** Exercise brief **
Report only the number of lines that hold the word "ylabel".
--- Start Items ---
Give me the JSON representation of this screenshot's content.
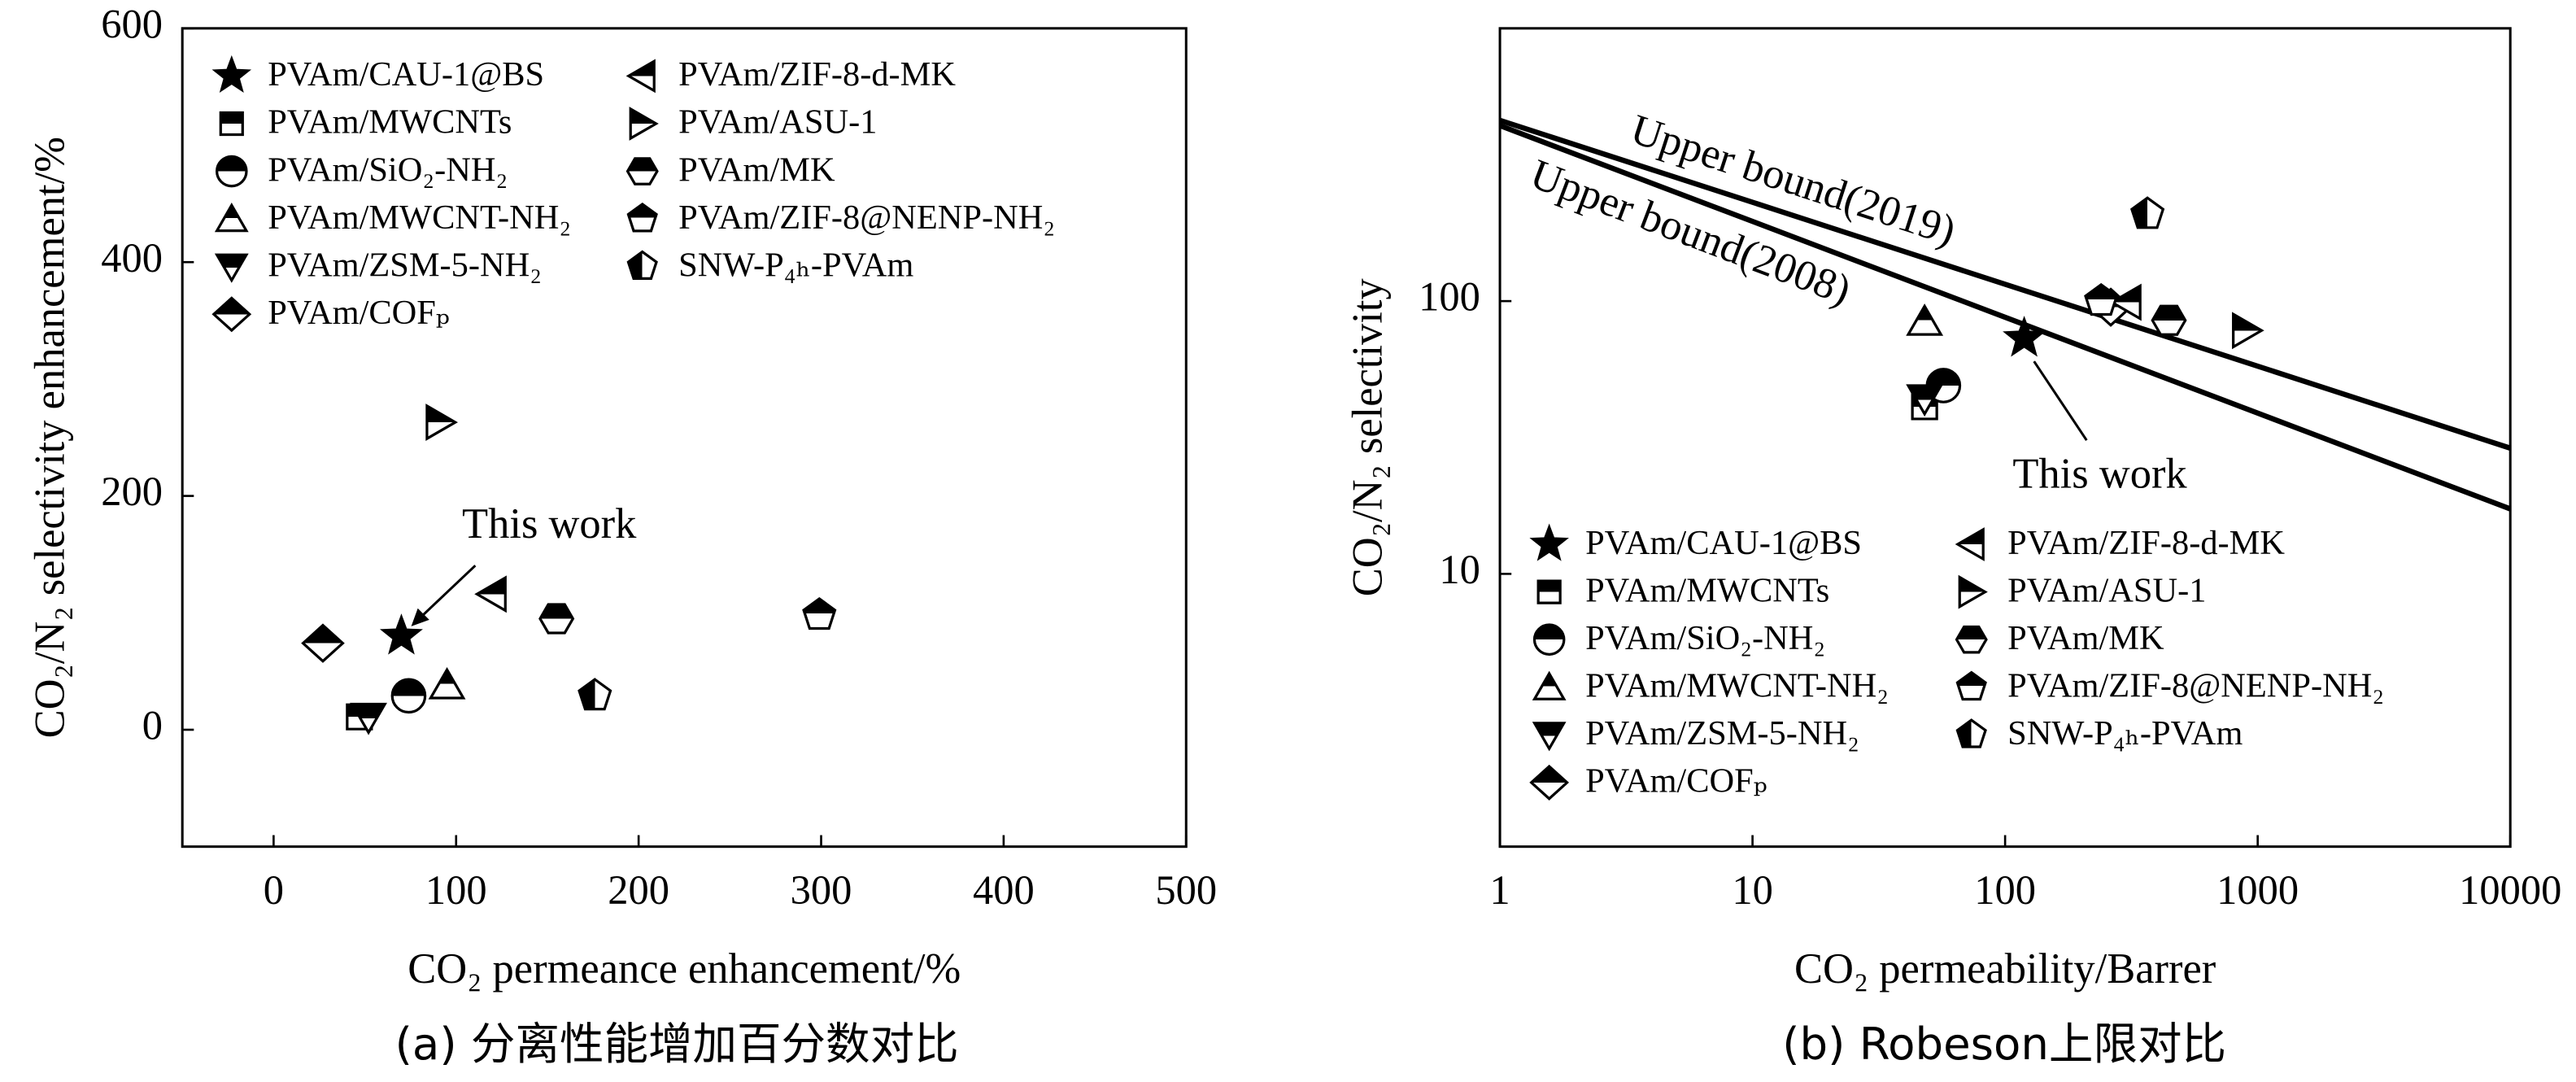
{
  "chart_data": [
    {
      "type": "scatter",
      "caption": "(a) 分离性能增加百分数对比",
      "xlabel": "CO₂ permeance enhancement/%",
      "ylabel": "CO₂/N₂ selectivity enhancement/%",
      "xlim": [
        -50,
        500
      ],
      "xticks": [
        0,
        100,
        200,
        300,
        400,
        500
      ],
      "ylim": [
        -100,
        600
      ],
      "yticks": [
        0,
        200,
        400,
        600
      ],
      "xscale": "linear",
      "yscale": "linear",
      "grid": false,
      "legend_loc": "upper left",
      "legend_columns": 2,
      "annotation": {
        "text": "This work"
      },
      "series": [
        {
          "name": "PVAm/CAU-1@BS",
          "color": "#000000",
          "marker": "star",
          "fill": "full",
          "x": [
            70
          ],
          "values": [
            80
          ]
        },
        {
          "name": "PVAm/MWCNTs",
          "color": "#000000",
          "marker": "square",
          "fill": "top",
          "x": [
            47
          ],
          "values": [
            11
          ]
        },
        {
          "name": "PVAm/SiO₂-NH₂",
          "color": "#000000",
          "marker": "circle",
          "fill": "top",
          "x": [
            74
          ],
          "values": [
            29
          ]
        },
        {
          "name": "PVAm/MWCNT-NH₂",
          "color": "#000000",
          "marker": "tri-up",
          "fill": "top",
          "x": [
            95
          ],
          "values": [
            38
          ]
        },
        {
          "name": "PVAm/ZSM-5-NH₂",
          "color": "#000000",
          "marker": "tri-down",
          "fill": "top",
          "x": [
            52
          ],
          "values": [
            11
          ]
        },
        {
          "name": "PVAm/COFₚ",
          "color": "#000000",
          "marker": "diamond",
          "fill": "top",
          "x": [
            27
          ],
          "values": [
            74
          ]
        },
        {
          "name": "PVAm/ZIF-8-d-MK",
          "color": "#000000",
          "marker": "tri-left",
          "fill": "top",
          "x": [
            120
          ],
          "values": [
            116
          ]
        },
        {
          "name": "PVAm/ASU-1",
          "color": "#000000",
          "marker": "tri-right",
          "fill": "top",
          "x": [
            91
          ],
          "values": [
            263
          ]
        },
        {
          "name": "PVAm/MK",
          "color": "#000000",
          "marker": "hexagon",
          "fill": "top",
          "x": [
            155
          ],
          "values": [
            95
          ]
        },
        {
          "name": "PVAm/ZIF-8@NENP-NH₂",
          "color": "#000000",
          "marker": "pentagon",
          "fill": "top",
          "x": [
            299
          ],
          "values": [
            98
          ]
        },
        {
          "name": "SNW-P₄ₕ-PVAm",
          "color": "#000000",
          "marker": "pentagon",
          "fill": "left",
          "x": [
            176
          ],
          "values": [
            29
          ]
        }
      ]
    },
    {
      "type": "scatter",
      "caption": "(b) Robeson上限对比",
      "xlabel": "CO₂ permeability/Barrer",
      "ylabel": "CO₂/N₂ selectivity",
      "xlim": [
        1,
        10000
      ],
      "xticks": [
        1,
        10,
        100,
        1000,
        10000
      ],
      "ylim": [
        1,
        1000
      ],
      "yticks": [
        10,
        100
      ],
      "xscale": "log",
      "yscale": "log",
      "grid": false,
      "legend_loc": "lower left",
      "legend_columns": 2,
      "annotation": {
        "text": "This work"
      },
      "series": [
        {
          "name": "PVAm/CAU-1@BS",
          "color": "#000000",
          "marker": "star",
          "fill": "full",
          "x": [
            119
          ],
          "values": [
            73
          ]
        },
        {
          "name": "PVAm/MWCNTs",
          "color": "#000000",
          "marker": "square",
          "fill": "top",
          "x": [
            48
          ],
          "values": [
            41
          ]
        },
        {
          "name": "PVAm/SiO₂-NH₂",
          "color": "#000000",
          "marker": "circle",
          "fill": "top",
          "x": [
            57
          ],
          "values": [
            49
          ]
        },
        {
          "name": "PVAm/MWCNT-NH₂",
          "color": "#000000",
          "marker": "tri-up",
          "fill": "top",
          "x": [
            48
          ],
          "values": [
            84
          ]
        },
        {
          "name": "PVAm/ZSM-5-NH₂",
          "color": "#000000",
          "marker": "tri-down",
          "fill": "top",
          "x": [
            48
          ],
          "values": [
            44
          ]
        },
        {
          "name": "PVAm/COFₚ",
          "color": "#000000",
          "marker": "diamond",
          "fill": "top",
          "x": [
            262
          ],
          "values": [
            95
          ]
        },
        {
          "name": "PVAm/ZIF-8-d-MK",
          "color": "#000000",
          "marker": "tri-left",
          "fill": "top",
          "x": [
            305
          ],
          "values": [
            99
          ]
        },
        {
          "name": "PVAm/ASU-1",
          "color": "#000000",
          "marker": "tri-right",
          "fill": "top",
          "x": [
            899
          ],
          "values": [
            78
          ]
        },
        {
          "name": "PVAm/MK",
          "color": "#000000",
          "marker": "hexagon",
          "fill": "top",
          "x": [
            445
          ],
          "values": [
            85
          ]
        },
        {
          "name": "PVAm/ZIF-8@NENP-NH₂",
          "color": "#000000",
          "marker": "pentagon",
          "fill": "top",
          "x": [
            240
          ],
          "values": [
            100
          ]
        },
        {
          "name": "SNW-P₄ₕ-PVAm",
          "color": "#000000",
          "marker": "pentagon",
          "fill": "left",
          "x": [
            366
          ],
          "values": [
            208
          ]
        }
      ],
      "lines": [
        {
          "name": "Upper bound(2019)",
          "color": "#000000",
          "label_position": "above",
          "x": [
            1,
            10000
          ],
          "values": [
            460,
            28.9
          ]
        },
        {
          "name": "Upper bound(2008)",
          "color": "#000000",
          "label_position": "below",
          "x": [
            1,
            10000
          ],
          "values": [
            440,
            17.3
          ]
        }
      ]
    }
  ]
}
--- End Items ---
--- Start Items ---
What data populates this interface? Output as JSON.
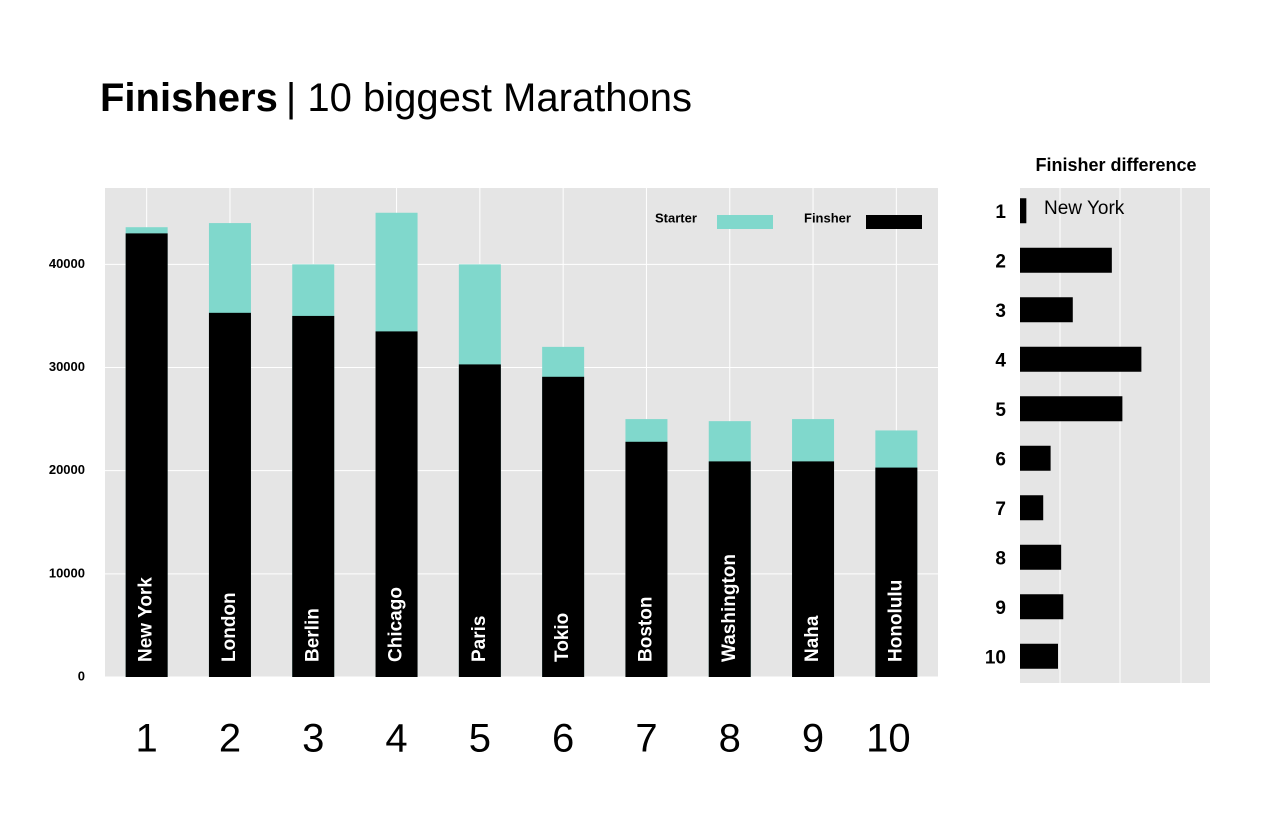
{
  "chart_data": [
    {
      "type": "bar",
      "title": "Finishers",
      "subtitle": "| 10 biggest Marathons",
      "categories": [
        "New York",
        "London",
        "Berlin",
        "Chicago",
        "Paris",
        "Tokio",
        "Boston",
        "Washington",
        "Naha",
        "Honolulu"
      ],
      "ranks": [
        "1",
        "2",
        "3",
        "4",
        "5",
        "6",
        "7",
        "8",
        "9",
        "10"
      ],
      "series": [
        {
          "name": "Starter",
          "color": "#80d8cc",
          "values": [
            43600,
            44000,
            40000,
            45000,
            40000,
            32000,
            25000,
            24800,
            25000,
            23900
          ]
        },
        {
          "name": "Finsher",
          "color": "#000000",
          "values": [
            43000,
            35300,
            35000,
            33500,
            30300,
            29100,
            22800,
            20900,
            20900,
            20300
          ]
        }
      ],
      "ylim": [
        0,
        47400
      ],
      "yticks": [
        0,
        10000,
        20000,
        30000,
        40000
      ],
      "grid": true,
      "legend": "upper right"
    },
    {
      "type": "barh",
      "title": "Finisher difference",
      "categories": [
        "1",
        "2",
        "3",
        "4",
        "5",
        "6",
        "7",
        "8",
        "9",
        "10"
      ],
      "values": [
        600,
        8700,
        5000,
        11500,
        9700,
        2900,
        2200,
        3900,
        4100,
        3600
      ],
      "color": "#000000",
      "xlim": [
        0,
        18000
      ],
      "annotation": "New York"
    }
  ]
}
--- End Items ---
** Task response **
2